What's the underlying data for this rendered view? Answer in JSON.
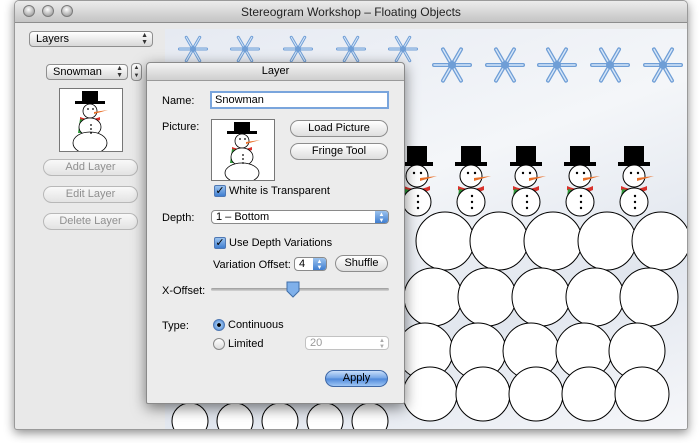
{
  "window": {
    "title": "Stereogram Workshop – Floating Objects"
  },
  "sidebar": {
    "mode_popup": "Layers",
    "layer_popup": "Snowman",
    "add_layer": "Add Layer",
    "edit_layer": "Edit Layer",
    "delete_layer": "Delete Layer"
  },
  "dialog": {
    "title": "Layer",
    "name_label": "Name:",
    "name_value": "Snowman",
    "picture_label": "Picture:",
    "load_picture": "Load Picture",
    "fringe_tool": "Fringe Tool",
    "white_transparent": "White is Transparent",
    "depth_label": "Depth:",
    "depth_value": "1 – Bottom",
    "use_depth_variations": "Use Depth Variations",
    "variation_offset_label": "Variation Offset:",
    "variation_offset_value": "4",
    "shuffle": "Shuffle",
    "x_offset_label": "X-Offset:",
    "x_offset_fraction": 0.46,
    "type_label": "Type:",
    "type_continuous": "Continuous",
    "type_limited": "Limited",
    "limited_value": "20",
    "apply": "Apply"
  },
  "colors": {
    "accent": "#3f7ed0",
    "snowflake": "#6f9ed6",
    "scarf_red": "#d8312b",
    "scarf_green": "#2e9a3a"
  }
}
--
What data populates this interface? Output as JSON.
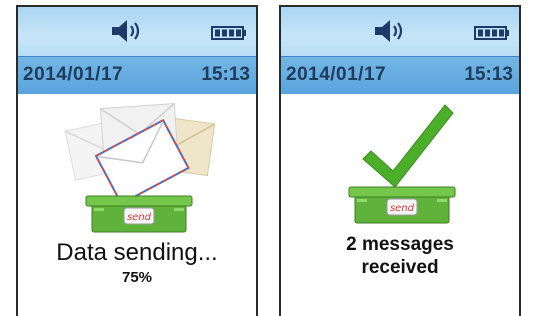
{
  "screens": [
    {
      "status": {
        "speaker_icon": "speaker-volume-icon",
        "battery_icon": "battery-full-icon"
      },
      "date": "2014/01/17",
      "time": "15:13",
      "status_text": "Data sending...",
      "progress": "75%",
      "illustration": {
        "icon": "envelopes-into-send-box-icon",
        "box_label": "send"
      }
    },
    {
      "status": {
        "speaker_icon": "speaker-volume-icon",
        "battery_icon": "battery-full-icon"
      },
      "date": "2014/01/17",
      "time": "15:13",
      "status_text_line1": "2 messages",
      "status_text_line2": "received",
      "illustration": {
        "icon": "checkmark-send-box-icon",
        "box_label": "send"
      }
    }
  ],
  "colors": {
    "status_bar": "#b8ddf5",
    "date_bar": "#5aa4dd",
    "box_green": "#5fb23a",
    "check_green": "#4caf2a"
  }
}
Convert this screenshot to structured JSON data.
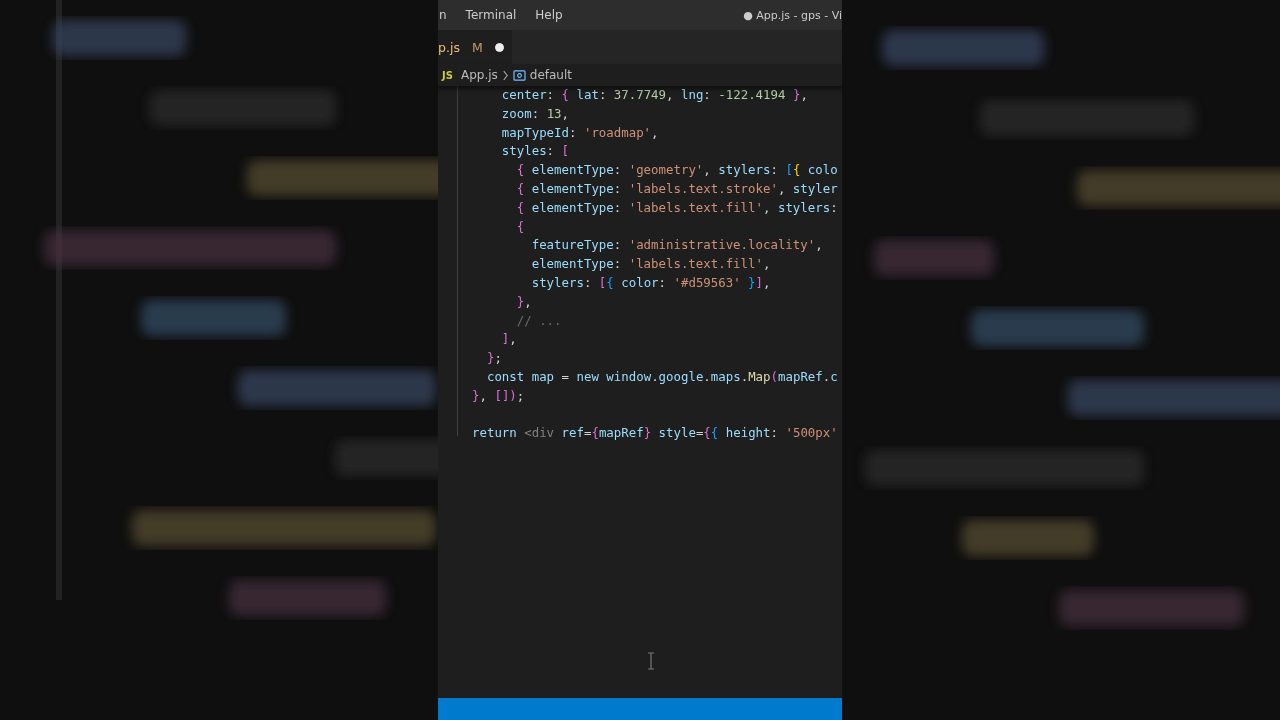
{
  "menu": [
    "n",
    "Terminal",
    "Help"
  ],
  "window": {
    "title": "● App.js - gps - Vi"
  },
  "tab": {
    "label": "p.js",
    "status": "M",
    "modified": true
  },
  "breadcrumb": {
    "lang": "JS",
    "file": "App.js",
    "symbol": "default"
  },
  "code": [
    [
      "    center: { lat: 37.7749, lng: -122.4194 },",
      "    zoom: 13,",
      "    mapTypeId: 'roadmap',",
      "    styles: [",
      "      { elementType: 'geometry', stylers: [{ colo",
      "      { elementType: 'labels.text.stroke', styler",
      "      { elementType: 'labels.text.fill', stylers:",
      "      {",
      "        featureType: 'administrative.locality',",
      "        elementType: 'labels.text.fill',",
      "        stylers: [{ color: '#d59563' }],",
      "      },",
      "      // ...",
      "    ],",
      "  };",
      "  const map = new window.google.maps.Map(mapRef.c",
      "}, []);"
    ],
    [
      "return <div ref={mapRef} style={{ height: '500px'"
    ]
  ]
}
---
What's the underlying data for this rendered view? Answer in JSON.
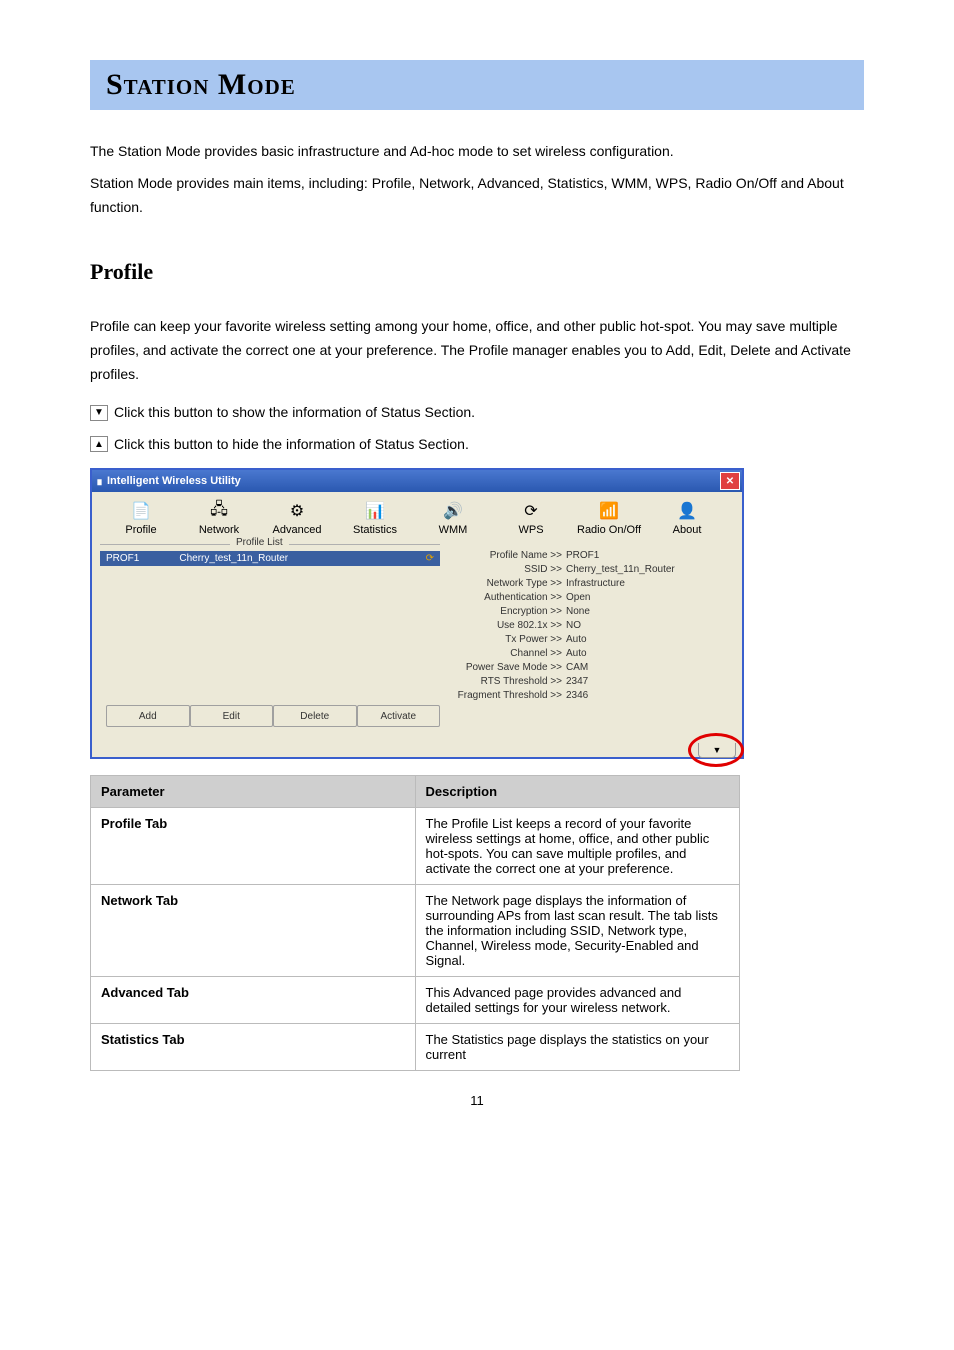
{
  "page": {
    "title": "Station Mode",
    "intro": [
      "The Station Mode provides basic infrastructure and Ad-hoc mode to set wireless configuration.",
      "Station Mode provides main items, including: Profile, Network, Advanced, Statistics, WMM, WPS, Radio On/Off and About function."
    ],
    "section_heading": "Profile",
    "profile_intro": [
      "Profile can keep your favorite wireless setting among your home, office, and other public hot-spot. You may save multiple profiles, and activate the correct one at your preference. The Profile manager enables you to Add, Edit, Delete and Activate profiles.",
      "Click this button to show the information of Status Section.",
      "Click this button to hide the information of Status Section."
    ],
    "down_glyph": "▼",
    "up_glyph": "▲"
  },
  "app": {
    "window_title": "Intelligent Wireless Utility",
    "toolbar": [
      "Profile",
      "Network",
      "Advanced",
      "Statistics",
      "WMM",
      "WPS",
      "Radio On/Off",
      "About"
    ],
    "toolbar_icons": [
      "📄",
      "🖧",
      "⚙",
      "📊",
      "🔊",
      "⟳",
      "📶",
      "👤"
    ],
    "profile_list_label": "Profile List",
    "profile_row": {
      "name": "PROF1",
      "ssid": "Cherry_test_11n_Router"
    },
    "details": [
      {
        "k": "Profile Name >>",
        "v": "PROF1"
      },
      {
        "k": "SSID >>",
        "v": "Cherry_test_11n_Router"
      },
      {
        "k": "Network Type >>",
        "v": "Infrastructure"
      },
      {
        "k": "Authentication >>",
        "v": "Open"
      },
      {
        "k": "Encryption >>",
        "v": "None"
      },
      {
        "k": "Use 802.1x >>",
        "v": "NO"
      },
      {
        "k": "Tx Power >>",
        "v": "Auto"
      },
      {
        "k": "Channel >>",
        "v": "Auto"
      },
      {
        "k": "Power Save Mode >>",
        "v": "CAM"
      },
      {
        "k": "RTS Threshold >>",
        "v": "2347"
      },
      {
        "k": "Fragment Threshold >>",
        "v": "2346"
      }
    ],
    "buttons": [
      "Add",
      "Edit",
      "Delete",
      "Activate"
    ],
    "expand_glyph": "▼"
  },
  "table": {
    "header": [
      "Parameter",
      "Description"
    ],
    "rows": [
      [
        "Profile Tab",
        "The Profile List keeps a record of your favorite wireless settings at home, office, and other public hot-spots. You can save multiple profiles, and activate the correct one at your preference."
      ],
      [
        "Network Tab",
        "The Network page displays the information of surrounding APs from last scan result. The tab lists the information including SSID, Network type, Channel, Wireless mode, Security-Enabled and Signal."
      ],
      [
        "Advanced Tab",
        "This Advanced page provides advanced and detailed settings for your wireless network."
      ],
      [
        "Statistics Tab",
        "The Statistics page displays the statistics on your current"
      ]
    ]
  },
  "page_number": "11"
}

- WORK TO DO
Check each line of the records above for the string "favorite", and report every line that has it.

- RESULT OF THE TASK
      "Profile can keep your favorite wireless setting among your home, office, and other public hot-spot. You may save multiple profiles, and activate the correct one at your preference. The Profile manager enables you to Add, Edit, Delete and Activate profiles.",
        "The Profile List keeps a record of your favorite wireless settings at home, office, and other public hot-spots. You can save multiple profiles, and activate the correct one at your preference."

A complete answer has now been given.